## [GIVEN TASK]
Make an exact copy of all the entries, with the pictures left out.

** Start of PROVIDED INFORMATION **

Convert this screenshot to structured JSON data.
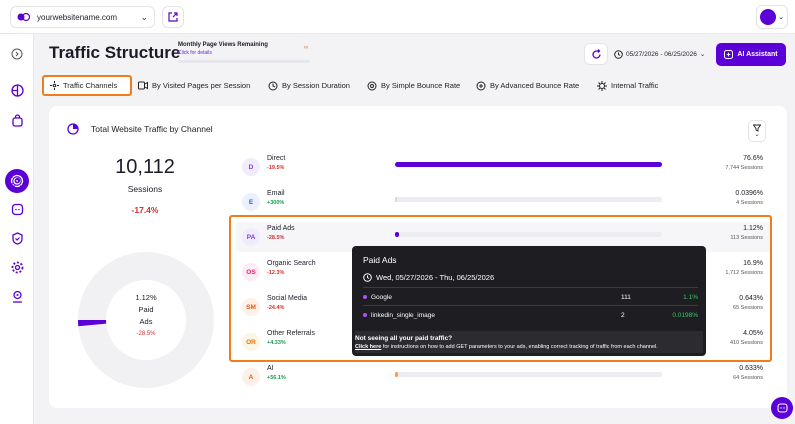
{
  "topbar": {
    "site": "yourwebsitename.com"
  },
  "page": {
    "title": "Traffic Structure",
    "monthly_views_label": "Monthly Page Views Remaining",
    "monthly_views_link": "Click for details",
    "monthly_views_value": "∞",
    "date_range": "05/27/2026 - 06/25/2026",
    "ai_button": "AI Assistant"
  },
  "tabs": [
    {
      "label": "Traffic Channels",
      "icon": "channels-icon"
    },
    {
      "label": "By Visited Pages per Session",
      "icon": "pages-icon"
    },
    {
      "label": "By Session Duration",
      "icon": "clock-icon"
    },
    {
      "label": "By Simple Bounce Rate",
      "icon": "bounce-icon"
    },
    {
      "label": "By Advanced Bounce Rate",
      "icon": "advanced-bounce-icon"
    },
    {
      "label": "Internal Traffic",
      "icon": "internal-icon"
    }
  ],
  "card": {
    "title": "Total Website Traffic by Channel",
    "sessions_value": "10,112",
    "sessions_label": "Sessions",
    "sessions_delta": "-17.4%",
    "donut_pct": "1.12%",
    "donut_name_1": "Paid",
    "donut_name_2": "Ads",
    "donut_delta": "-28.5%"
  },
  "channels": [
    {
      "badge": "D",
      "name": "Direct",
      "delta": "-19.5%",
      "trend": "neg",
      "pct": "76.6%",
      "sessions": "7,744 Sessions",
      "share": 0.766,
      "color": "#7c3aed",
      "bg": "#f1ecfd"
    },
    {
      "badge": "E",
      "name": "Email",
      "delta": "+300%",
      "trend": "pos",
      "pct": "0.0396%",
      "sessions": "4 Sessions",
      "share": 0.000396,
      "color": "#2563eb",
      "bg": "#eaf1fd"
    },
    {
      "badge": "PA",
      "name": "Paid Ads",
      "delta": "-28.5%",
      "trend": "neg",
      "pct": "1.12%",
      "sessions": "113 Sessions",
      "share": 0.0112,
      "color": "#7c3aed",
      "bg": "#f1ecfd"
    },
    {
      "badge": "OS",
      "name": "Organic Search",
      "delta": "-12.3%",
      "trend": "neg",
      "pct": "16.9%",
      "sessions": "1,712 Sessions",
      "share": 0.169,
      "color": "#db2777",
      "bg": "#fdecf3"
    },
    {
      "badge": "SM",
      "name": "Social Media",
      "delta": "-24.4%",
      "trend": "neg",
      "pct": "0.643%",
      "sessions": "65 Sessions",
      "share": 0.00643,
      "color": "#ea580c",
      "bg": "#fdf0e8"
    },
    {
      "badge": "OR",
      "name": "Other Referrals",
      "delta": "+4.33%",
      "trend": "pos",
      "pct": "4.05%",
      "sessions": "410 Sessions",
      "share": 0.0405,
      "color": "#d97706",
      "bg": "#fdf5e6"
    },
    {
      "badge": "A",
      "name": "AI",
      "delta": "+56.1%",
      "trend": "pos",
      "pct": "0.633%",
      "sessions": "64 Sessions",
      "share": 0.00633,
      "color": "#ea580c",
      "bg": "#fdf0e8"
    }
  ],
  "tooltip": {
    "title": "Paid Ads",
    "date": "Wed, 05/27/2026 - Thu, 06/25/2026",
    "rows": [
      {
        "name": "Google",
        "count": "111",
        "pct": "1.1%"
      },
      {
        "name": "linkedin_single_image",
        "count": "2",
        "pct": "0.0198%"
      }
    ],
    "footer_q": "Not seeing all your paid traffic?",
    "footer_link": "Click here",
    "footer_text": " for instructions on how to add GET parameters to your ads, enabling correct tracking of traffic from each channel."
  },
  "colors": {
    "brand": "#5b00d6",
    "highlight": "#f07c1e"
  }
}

** End of PROVIDED INFORMATION **

## [SOLUTION BELOW]
Convert this screenshot to structured JSON data.
{
  "topbar": {
    "site": "yourwebsitename.com"
  },
  "page": {
    "title": "Traffic Structure",
    "monthly_views_label": "Monthly Page Views Remaining",
    "monthly_views_link": "Click for details",
    "monthly_views_value": "∞",
    "date_range": "05/27/2026 - 06/25/2026",
    "ai_button": "AI Assistant"
  },
  "tabs": [
    {
      "label": "Traffic Channels",
      "icon": "channels-icon"
    },
    {
      "label": "By Visited Pages per Session",
      "icon": "pages-icon"
    },
    {
      "label": "By Session Duration",
      "icon": "clock-icon"
    },
    {
      "label": "By Simple Bounce Rate",
      "icon": "bounce-icon"
    },
    {
      "label": "By Advanced Bounce Rate",
      "icon": "advanced-bounce-icon"
    },
    {
      "label": "Internal Traffic",
      "icon": "internal-icon"
    }
  ],
  "card": {
    "title": "Total Website Traffic by Channel",
    "sessions_value": "10,112",
    "sessions_label": "Sessions",
    "sessions_delta": "-17.4%",
    "donut_pct": "1.12%",
    "donut_name_1": "Paid",
    "donut_name_2": "Ads",
    "donut_delta": "-28.5%"
  },
  "channels": [
    {
      "badge": "D",
      "name": "Direct",
      "delta": "-19.5%",
      "trend": "neg",
      "pct": "76.6%",
      "sessions": "7,744 Sessions",
      "share": 0.766,
      "color": "#7c3aed",
      "bg": "#f1ecfd"
    },
    {
      "badge": "E",
      "name": "Email",
      "delta": "+300%",
      "trend": "pos",
      "pct": "0.0396%",
      "sessions": "4 Sessions",
      "share": 0.000396,
      "color": "#2563eb",
      "bg": "#eaf1fd"
    },
    {
      "badge": "PA",
      "name": "Paid Ads",
      "delta": "-28.5%",
      "trend": "neg",
      "pct": "1.12%",
      "sessions": "113 Sessions",
      "share": 0.0112,
      "color": "#7c3aed",
      "bg": "#f1ecfd"
    },
    {
      "badge": "OS",
      "name": "Organic Search",
      "delta": "-12.3%",
      "trend": "neg",
      "pct": "16.9%",
      "sessions": "1,712 Sessions",
      "share": 0.169,
      "color": "#db2777",
      "bg": "#fdecf3"
    },
    {
      "badge": "SM",
      "name": "Social Media",
      "delta": "-24.4%",
      "trend": "neg",
      "pct": "0.643%",
      "sessions": "65 Sessions",
      "share": 0.00643,
      "color": "#ea580c",
      "bg": "#fdf0e8"
    },
    {
      "badge": "OR",
      "name": "Other Referrals",
      "delta": "+4.33%",
      "trend": "pos",
      "pct": "4.05%",
      "sessions": "410 Sessions",
      "share": 0.0405,
      "color": "#d97706",
      "bg": "#fdf5e6"
    },
    {
      "badge": "A",
      "name": "AI",
      "delta": "+56.1%",
      "trend": "pos",
      "pct": "0.633%",
      "sessions": "64 Sessions",
      "share": 0.00633,
      "color": "#ea580c",
      "bg": "#fdf0e8"
    }
  ],
  "tooltip": {
    "title": "Paid Ads",
    "date": "Wed, 05/27/2026 - Thu, 06/25/2026",
    "rows": [
      {
        "name": "Google",
        "count": "111",
        "pct": "1.1%"
      },
      {
        "name": "linkedin_single_image",
        "count": "2",
        "pct": "0.0198%"
      }
    ],
    "footer_q": "Not seeing all your paid traffic?",
    "footer_link": "Click here",
    "footer_text": " for instructions on how to add GET parameters to your ads, enabling correct tracking of traffic from each channel."
  },
  "colors": {
    "brand": "#5b00d6",
    "highlight": "#f07c1e"
  }
}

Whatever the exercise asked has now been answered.